[SET EXERCISE] In the passage on reactions to the State of the Union address, how many of the 70 bills outlined in Obama's State of the Union speeches did lawmakers approve, by one count?

[PASSAGE TO READ]
__________________________________________________

Andrew Sullivan did live blogging. Here’s his final entry:

10.11 pm. This is a speech that revealed to us the president we might have had without the extraordinary crises – foreign and domestic – he inherited. I’ve always believed in his long game and in his bent toward pragmatism over ideology. Events can still upend things, but this is a president very much shaping the agenda past his own legacy. He’s showing Hillary Clinton the way, and has the midterms to point to as the result of the defensive crouch. If his standing improves still further, he will box her in, and she’ll have to decide if she’s going to be a Wall Street tool and proto-neocon or a more populist and confident middle class agenda-setter.

One of his best. And for the first time in his six years, he has the economic winds behind him…

National Review thinks Obama could teach the GOP some lessons, such as…:

He did show more political sense than Republicans sometimes have. His main theme of the night was a need for an economy that serves the middle class, always a winning one in a country where the vast majority of people consider themselves part of that category. Based on his new tax plan and, indeed, his whole career, he believes that an increase in the middle-class standard of living requires redistribution from the rich to them and from everyone to favored industries. Republicans ought to be able to make the case for a better way. That would not quite be beating Obama at his own game; it would be changing the rules of the game, by insisting that providing government benefits for the middle class is not the only way to help most people.

And he also set an example for Republicans in another respect. His agenda has no chance of being enacted by a Republican Congress, and everyone knows it. That has not stopped him from making his proposals, nor should it have. He is trying to influence the future of politics, including the 2016 elections, in order to advance these ideas over a time frame that goes beyond the 114th Congress.

Republicans should do the same thing with a conservative agenda to improve American life in tangible ways. They should do it even though making much of that agenda into law will require waiting for, and working to get, a better president.

Parts of an L.A. Times editorial:

After six years at the helm of a government mired in a deep recession and then a painfully slow recovery, President Obama finally got to deliver Tuesday the State of the Union address he’s always wanted to give. Touting the rebounding economy, he laid out an ambitious and unapologetically progressive agenda for generating “rising incomes and chances for everyone who makes the effort.”

Unfortunately for Obama, Republicans now control both chambers of Congress, leaving him with even less influence over the legislative agenda than he had before. That means even fewer of his proposals are likely to advance than they have in the last two years; by one count lawmakers approved only seven of the 70 bills outlined in his State of the Union speeches. Yet by arguing that the improving economy should benefit everyone, not just a few, Obama set a goal that the parties claim to share. The unanswered question is whether the president and the GOP are eager enough to attain it that they’ll compromise on how to get there.

__________________________________________________

[GIVEN DATA]

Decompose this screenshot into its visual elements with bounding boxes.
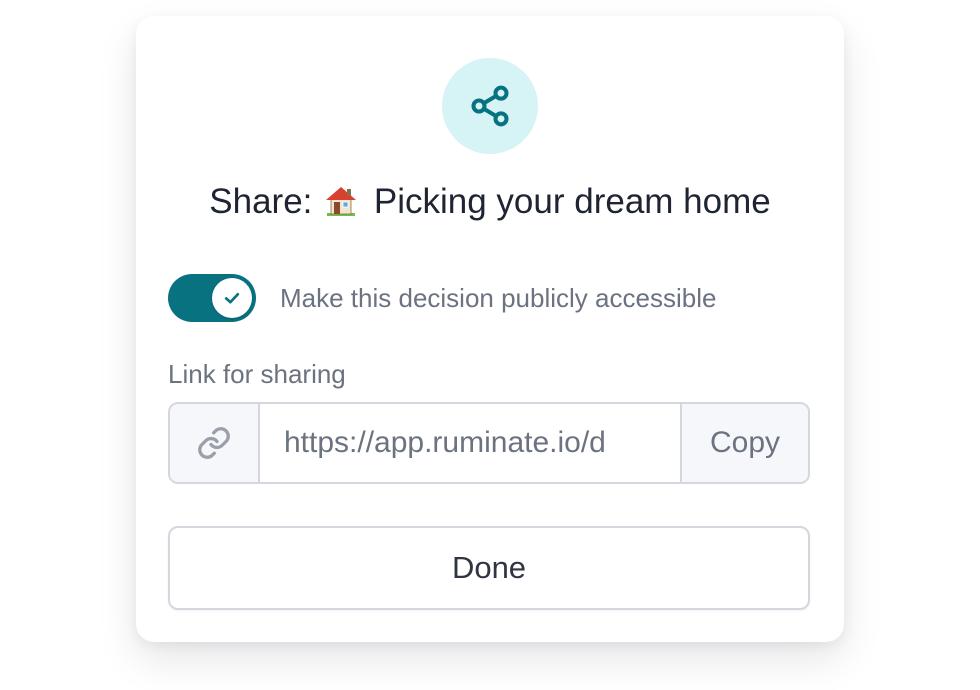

__________________________________________________

[FULL SOLUTION] Seven.